-- start --

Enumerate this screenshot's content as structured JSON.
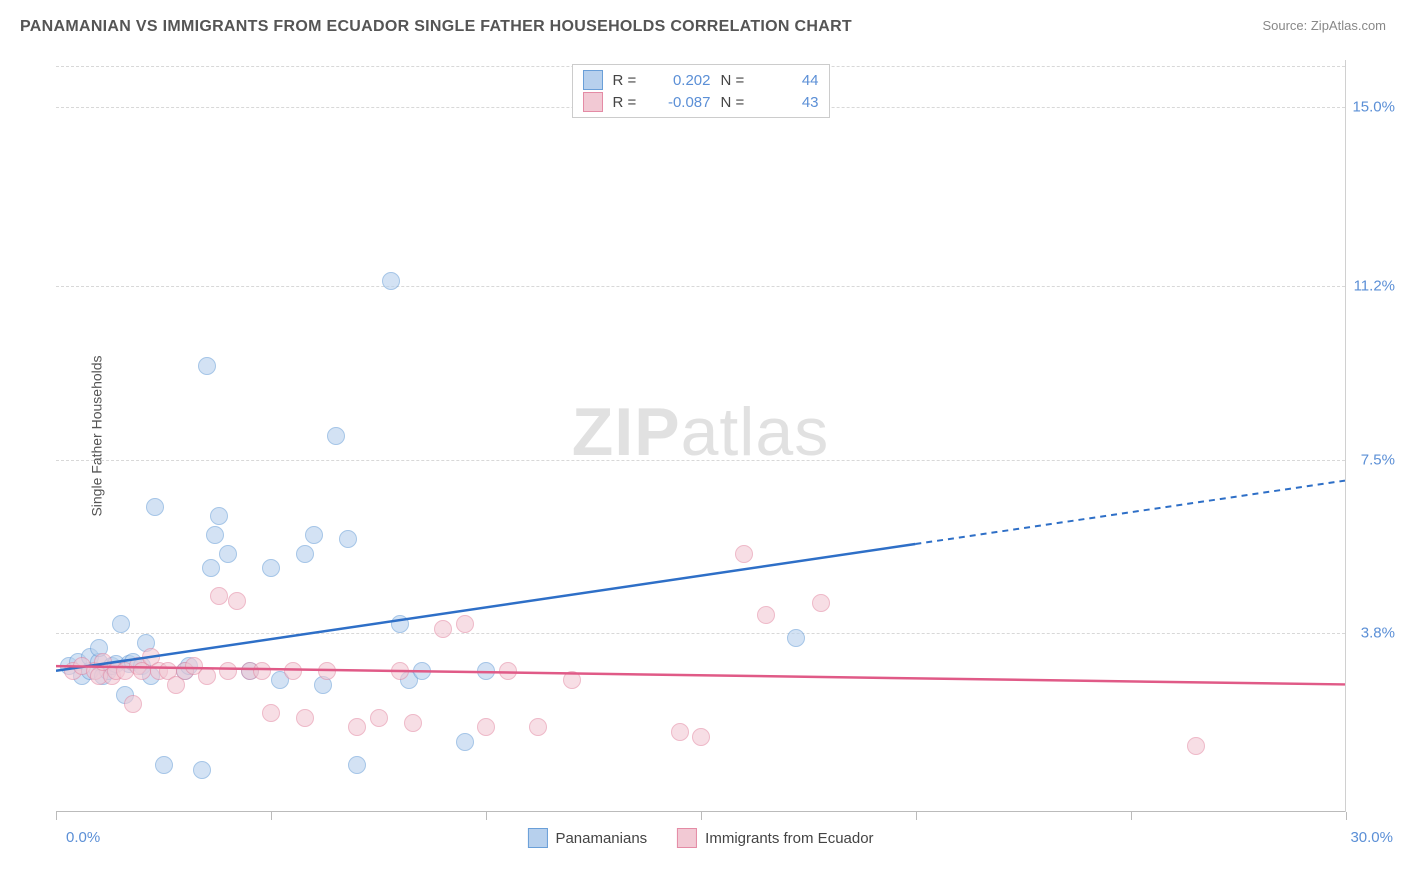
{
  "title": "PANAMANIAN VS IMMIGRANTS FROM ECUADOR SINGLE FATHER HOUSELDS CORRELATION CHART",
  "title_full": "PANAMANIAN VS IMMIGRANTS FROM ECUADOR SINGLE FATHER HOUSEHOLDS CORRELATION CHART",
  "source": "Source: ZipAtlas.com",
  "y_axis_label": "Single Father Households",
  "watermark_a": "ZIP",
  "watermark_b": "atlas",
  "chart": {
    "type": "scatter",
    "background_color": "#ffffff",
    "grid_color": "#d8d8d8",
    "text_color": "#555555",
    "tick_label_color": "#5b8fd6",
    "xlim": [
      0,
      30
    ],
    "ylim": [
      0,
      16
    ],
    "x_tick_positions": [
      0,
      5,
      10,
      15,
      20,
      25,
      30
    ],
    "y_ticks": [
      {
        "value": 3.8,
        "label": "3.8%"
      },
      {
        "value": 7.5,
        "label": "7.5%"
      },
      {
        "value": 11.2,
        "label": "11.2%"
      },
      {
        "value": 15.0,
        "label": "15.0%"
      }
    ],
    "x_label_min": "0.0%",
    "x_label_max": "30.0%",
    "point_radius": 9,
    "point_opacity": 0.6,
    "series": [
      {
        "name": "Panamanians",
        "fill": "#b7d0ed",
        "stroke": "#6a9fd8",
        "line_color": "#2e6fc7",
        "regression": {
          "slope": 0.135,
          "intercept": 3.0,
          "dash_from_x": 20
        },
        "R": "0.202",
        "N": "44",
        "points": [
          [
            0.3,
            3.1
          ],
          [
            0.5,
            3.2
          ],
          [
            0.6,
            2.9
          ],
          [
            0.8,
            3.0
          ],
          [
            0.8,
            3.3
          ],
          [
            1.0,
            3.2
          ],
          [
            1.0,
            3.5
          ],
          [
            1.1,
            2.9
          ],
          [
            1.2,
            3.0
          ],
          [
            1.3,
            3.1
          ],
          [
            1.4,
            3.15
          ],
          [
            1.5,
            4.0
          ],
          [
            1.6,
            2.5
          ],
          [
            1.7,
            3.15
          ],
          [
            1.8,
            3.2
          ],
          [
            2.0,
            3.1
          ],
          [
            2.1,
            3.6
          ],
          [
            2.2,
            2.9
          ],
          [
            2.3,
            6.5
          ],
          [
            2.5,
            1.0
          ],
          [
            3.0,
            3.0
          ],
          [
            3.1,
            3.1
          ],
          [
            3.4,
            0.9
          ],
          [
            3.5,
            9.5
          ],
          [
            3.6,
            5.2
          ],
          [
            3.7,
            5.9
          ],
          [
            3.8,
            6.3
          ],
          [
            4.0,
            5.5
          ],
          [
            4.5,
            3.0
          ],
          [
            5.0,
            5.2
          ],
          [
            5.2,
            2.8
          ],
          [
            5.8,
            5.5
          ],
          [
            6.0,
            5.9
          ],
          [
            6.2,
            2.7
          ],
          [
            6.5,
            8.0
          ],
          [
            6.8,
            5.8
          ],
          [
            7.0,
            1.0
          ],
          [
            7.8,
            11.3
          ],
          [
            8.0,
            4.0
          ],
          [
            8.2,
            2.8
          ],
          [
            8.5,
            3.0
          ],
          [
            9.5,
            1.5
          ],
          [
            10.0,
            3.0
          ],
          [
            17.2,
            3.7
          ]
        ]
      },
      {
        "name": "Immigrants from Ecuador",
        "fill": "#f2c9d4",
        "stroke": "#e48ba5",
        "line_color": "#e05a87",
        "regression": {
          "slope": -0.013,
          "intercept": 3.1,
          "dash_from_x": 30
        },
        "R": "-0.087",
        "N": "43",
        "points": [
          [
            0.4,
            3.0
          ],
          [
            0.6,
            3.1
          ],
          [
            0.9,
            3.0
          ],
          [
            1.0,
            2.9
          ],
          [
            1.1,
            3.2
          ],
          [
            1.3,
            2.9
          ],
          [
            1.4,
            3.0
          ],
          [
            1.6,
            3.0
          ],
          [
            1.8,
            2.3
          ],
          [
            1.9,
            3.1
          ],
          [
            2.0,
            3.0
          ],
          [
            2.2,
            3.3
          ],
          [
            2.4,
            3.0
          ],
          [
            2.6,
            3.0
          ],
          [
            2.8,
            2.7
          ],
          [
            3.0,
            3.0
          ],
          [
            3.2,
            3.1
          ],
          [
            3.5,
            2.9
          ],
          [
            3.8,
            4.6
          ],
          [
            4.0,
            3.0
          ],
          [
            4.2,
            4.5
          ],
          [
            4.5,
            3.0
          ],
          [
            4.8,
            3.0
          ],
          [
            5.0,
            2.1
          ],
          [
            5.5,
            3.0
          ],
          [
            5.8,
            2.0
          ],
          [
            6.3,
            3.0
          ],
          [
            7.0,
            1.8
          ],
          [
            7.5,
            2.0
          ],
          [
            8.0,
            3.0
          ],
          [
            8.3,
            1.9
          ],
          [
            9.0,
            3.9
          ],
          [
            9.5,
            4.0
          ],
          [
            10.0,
            1.8
          ],
          [
            10.5,
            3.0
          ],
          [
            11.2,
            1.8
          ],
          [
            12.0,
            2.8
          ],
          [
            14.5,
            1.7
          ],
          [
            15.0,
            1.6
          ],
          [
            16.0,
            5.5
          ],
          [
            16.5,
            4.2
          ],
          [
            17.8,
            4.45
          ],
          [
            26.5,
            1.4
          ]
        ]
      }
    ],
    "stats_legend": {
      "r_label": "R =",
      "n_label": "N ="
    }
  }
}
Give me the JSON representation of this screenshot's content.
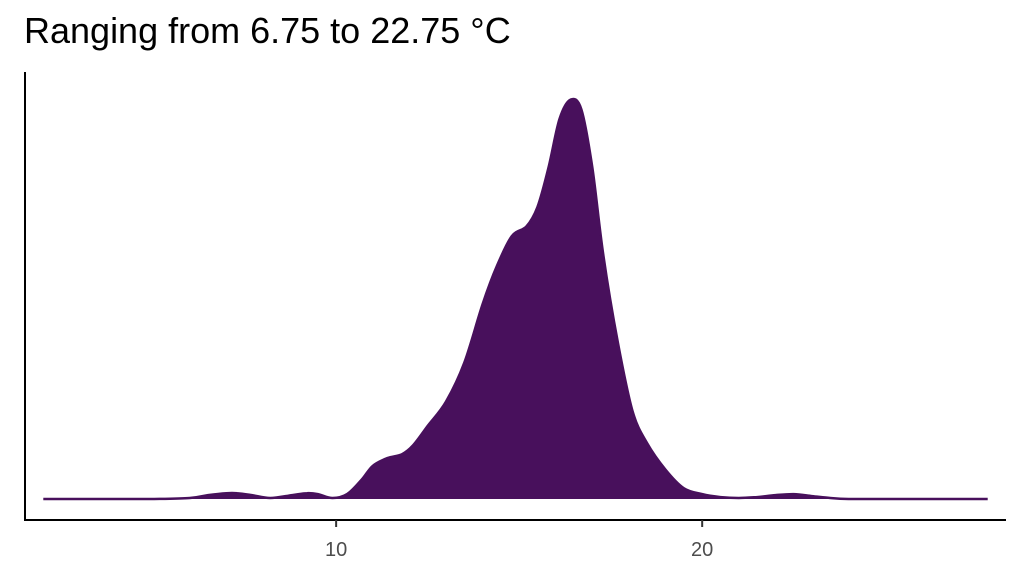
{
  "chart_data": {
    "type": "area",
    "title": "Ranging from 6.75 to 22.75 °C",
    "xlabel": "",
    "ylabel": "",
    "xlim": [
      1.5,
      28.3
    ],
    "ylim": [
      0,
      0.42
    ],
    "x_ticks": [
      10,
      20
    ],
    "grid": false,
    "legend": "none",
    "fill_color": "#48105c",
    "series": [
      {
        "x": [
          2,
          4,
          5,
          6,
          6.5,
          7,
          7.3,
          7.7,
          8.2,
          8.8,
          9.2,
          9.5,
          9.9,
          10.3,
          10.7,
          11.0,
          11.4,
          11.8,
          12.1,
          12.5,
          13.0,
          13.5,
          14.0,
          14.4,
          14.8,
          15.2,
          15.5,
          15.8,
          16.1,
          16.4,
          16.7,
          17.0,
          17.3,
          17.7,
          18.1,
          18.5,
          19.0,
          19.5,
          20.0,
          20.5,
          21.0,
          21.5,
          22.0,
          22.5,
          23.0,
          23.5,
          24.0,
          25.0,
          26.0,
          27.0,
          27.8
        ],
        "y": [
          0,
          0,
          0,
          0.001,
          0.004,
          0.006,
          0.006,
          0.004,
          0.001,
          0.004,
          0.006,
          0.005,
          0.001,
          0.005,
          0.02,
          0.034,
          0.042,
          0.046,
          0.055,
          0.075,
          0.1,
          0.14,
          0.2,
          0.24,
          0.27,
          0.28,
          0.3,
          0.34,
          0.39,
          0.41,
          0.4,
          0.34,
          0.25,
          0.16,
          0.09,
          0.057,
          0.03,
          0.011,
          0.005,
          0.002,
          0.001,
          0.002,
          0.004,
          0.005,
          0.003,
          0.001,
          0,
          0,
          0,
          0,
          0
        ]
      }
    ]
  }
}
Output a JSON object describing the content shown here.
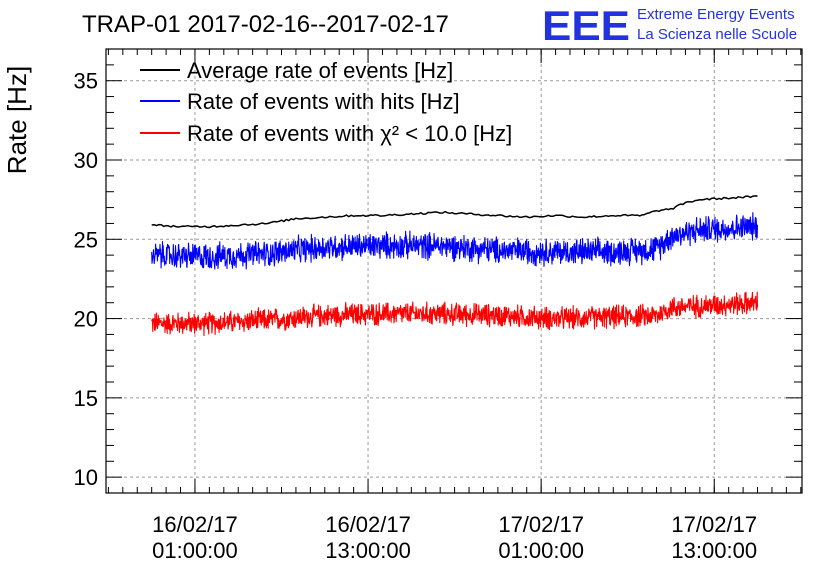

-- end --

§ **Job**
Scan the material above for the string "value" and report each line where you find it.

§ **Response to the task**
        "value": 3.8,
        "value": 7.5,
        "value": 11.2,
        "value": 15.0,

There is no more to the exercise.